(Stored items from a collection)

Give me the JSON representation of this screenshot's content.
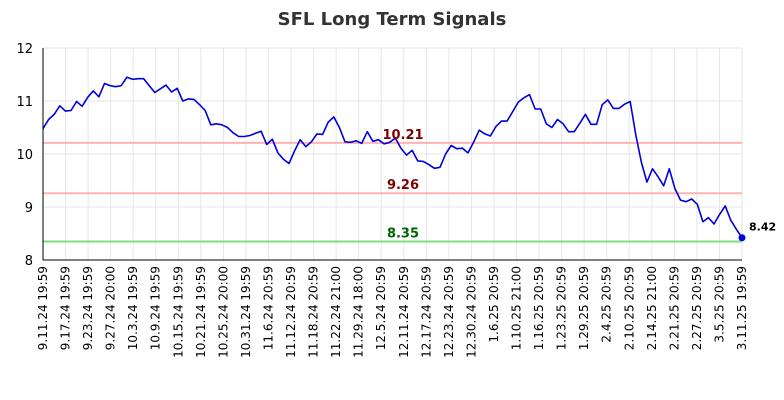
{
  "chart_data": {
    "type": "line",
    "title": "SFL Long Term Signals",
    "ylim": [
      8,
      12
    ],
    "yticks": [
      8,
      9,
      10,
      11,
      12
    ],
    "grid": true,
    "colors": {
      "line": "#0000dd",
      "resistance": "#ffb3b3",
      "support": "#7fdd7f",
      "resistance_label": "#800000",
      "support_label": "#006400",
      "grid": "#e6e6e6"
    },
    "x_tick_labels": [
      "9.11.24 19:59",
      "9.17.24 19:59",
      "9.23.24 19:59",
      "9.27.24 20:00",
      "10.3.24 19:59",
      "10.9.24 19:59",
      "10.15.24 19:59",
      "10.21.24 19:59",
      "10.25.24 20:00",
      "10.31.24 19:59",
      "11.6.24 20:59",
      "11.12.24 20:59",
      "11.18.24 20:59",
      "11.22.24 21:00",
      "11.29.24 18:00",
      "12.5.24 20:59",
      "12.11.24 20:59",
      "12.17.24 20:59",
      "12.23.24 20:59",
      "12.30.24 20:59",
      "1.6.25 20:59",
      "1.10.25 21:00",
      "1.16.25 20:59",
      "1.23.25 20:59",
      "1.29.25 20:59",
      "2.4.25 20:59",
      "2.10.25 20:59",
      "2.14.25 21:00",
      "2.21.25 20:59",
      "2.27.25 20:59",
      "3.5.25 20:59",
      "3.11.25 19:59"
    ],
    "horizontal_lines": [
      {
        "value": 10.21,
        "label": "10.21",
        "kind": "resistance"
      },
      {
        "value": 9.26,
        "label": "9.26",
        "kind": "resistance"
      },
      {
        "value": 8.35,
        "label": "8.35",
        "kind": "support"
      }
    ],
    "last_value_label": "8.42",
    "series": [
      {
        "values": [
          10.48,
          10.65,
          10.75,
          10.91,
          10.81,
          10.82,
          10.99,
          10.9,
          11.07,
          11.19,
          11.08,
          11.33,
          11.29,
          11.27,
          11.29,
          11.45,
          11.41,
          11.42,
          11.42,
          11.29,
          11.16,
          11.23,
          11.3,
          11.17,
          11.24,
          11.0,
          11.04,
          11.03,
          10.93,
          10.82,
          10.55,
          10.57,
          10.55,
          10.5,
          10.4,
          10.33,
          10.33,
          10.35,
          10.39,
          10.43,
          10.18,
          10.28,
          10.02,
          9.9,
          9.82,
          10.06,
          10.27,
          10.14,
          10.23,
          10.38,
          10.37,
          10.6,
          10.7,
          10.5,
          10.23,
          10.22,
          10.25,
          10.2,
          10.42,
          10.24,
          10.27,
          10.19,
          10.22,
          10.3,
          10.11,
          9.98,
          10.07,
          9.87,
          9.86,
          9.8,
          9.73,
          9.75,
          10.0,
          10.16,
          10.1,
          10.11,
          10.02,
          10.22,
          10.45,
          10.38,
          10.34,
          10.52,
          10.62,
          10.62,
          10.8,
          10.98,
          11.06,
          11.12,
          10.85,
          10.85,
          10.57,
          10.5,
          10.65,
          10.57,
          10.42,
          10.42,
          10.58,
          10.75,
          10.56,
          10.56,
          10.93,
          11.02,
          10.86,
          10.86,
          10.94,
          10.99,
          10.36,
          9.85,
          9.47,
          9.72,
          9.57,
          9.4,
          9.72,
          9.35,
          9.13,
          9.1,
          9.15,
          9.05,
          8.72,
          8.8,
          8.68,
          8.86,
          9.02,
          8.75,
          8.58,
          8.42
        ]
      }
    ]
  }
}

* * *

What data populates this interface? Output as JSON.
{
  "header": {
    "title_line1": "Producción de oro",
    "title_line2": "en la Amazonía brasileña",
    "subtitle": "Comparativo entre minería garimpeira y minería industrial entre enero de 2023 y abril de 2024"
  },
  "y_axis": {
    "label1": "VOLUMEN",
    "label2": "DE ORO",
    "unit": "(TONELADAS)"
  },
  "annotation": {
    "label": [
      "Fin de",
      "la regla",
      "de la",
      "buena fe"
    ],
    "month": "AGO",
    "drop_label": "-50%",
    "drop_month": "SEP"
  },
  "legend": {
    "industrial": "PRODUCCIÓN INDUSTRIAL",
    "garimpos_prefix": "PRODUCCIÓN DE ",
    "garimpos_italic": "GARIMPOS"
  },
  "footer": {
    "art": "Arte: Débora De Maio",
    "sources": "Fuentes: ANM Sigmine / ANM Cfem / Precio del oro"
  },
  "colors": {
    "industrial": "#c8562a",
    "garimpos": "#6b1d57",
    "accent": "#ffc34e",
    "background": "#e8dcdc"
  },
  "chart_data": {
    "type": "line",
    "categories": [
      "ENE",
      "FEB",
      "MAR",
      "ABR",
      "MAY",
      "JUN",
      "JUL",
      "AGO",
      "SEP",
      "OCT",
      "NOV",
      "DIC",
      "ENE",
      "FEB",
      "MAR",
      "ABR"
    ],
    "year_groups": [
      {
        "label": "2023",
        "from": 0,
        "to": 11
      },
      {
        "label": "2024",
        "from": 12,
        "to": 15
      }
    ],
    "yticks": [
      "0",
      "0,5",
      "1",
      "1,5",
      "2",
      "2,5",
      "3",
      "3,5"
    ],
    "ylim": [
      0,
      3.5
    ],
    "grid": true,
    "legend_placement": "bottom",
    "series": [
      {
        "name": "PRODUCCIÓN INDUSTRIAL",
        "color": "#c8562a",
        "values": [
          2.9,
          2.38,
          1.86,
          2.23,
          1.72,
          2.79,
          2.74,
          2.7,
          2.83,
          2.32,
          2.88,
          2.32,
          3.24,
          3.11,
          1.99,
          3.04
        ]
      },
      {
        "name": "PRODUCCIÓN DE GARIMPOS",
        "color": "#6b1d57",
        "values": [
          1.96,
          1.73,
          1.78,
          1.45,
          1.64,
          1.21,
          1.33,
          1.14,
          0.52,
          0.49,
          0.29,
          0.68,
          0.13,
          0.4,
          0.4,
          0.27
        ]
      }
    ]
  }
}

[What you should do] Filter the listing above by the word "this"; copy each line that passes.

[Task result]
Give me the JSON representation of this screenshot's content.
What data populates this interface? Output as JSON.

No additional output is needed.